WORK INSTRUCTIONS =
Output an exact reproduction of the data.

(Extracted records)

◇ ◇ ◇ ◇

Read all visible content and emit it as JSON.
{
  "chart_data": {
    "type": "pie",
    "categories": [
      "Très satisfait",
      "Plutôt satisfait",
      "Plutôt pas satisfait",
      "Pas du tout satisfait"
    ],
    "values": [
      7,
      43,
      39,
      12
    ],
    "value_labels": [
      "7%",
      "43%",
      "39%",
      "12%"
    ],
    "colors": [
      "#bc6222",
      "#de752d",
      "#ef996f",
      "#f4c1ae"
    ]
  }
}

◇ ◇ ◇ ◇

COMPLETE OUTPUT =
Read all visible content and emit it as JSON.
{
  "chart_data": {
    "type": "pie",
    "categories": [
      "Très satisfait",
      "Plutôt satisfait",
      "Plutôt pas satisfait",
      "Pas du tout satisfait"
    ],
    "values": [
      7,
      43,
      39,
      12
    ],
    "value_labels": [
      "7%",
      "43%",
      "39%",
      "12%"
    ],
    "colors": [
      "#bc6222",
      "#de752d",
      "#ef996f",
      "#f4c1ae"
    ]
  }
}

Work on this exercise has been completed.